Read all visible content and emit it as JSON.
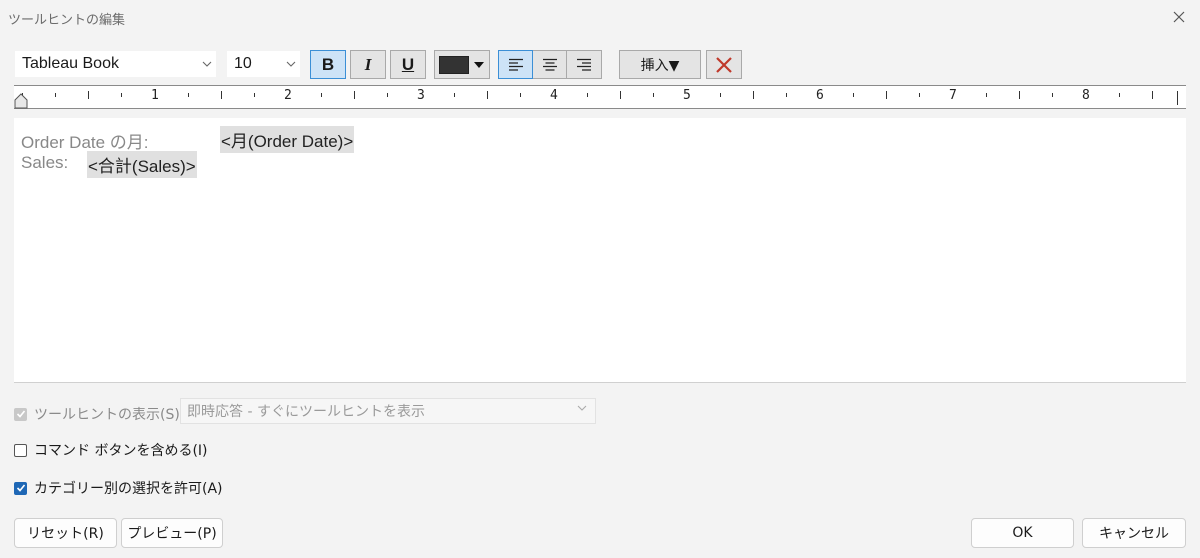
{
  "window": {
    "title": "ツールヒントの編集"
  },
  "toolbar": {
    "font_family": "Tableau Book",
    "font_size": "10",
    "bold_label": "B",
    "italic_label": "I",
    "underline_label": "U",
    "text_color": "#333333",
    "insert_label": "挿入▼"
  },
  "ruler": {
    "numbers": [
      "1",
      "2",
      "3",
      "4",
      "5",
      "6",
      "7",
      "8"
    ]
  },
  "editor": {
    "line1_label": "Order Date の月:",
    "line1_field": "<月(Order Date)>",
    "line2_label": "Sales:",
    "line2_field": "<合計(Sales)>"
  },
  "options": {
    "show_tooltip": {
      "label": "ツールヒントの表示(S)",
      "checked": true,
      "enabled": false
    },
    "show_tooltip_mode": "即時応答 - すぐにツールヒントを表示",
    "include_command_buttons": {
      "label": "コマンド ボタンを含める(I)",
      "checked": false
    },
    "allow_category_selection": {
      "label": "カテゴリー別の選択を許可(A)",
      "checked": true
    }
  },
  "buttons": {
    "reset": "リセット(R)",
    "preview": "プレビュー(P)",
    "ok": "OK",
    "cancel": "キャンセル"
  },
  "colors": {
    "accent": "#1e67b5",
    "active_button_bg": "#cde3f7",
    "active_button_border": "#3b8fd6",
    "clear_red": "#c0392b"
  }
}
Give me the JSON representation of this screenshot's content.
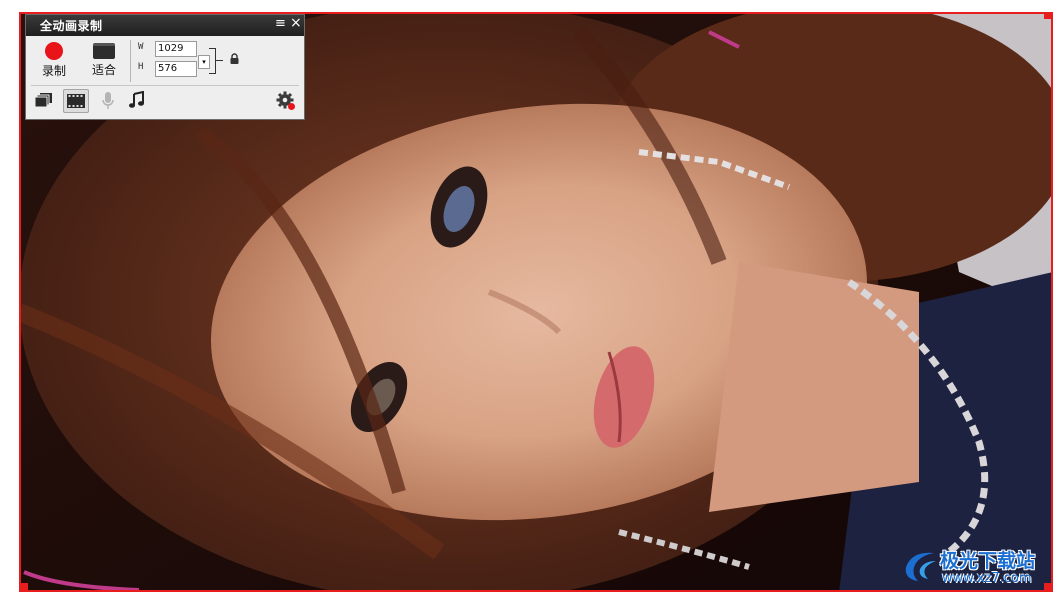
{
  "panel": {
    "title": "全动画录制",
    "menu_icon": "≡",
    "close_icon": "×",
    "record_label": "录制",
    "fit_label": "适合",
    "width_label": "W",
    "height_label": "H",
    "width_value": "1029",
    "height_value": "576",
    "dropdown_glyph": "▾"
  },
  "colors": {
    "record_frame": "#e81e1e",
    "record_dot": "#e8141a",
    "title_bar": "#2a2a2a",
    "panel_bg": "#eeeeee",
    "watermark": "#1c6fd1"
  },
  "icons": {
    "record": "record-icon",
    "fit": "fit-window-icon",
    "lock": "lock-icon",
    "windows": "windows-mode-icon",
    "video": "video-mode-icon",
    "microphone": "microphone-icon",
    "music": "music-icon",
    "settings": "settings-icon"
  },
  "watermark": {
    "name": "极光下载站",
    "url": "www.xz7.com"
  }
}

----

## Exercise aim
Print each line from the one containing "Give me the" through the last line of the listing, both included, exactly and with no pictures.

## The completed task
Give me the JSON representation of this screenshot's content.
{
  "panel": {
    "title": "全动画录制",
    "menu_icon": "≡",
    "close_icon": "×",
    "record_label": "录制",
    "fit_label": "适合",
    "width_label": "W",
    "height_label": "H",
    "width_value": "1029",
    "height_value": "576",
    "dropdown_glyph": "▾"
  },
  "colors": {
    "record_frame": "#e81e1e",
    "record_dot": "#e8141a",
    "title_bar": "#2a2a2a",
    "panel_bg": "#eeeeee",
    "watermark": "#1c6fd1"
  },
  "icons": {
    "record": "record-icon",
    "fit": "fit-window-icon",
    "lock": "lock-icon",
    "windows": "windows-mode-icon",
    "video": "video-mode-icon",
    "microphone": "microphone-icon",
    "music": "music-icon",
    "settings": "settings-icon"
  },
  "watermark": {
    "name": "极光下载站",
    "url": "www.xz7.com"
  }
}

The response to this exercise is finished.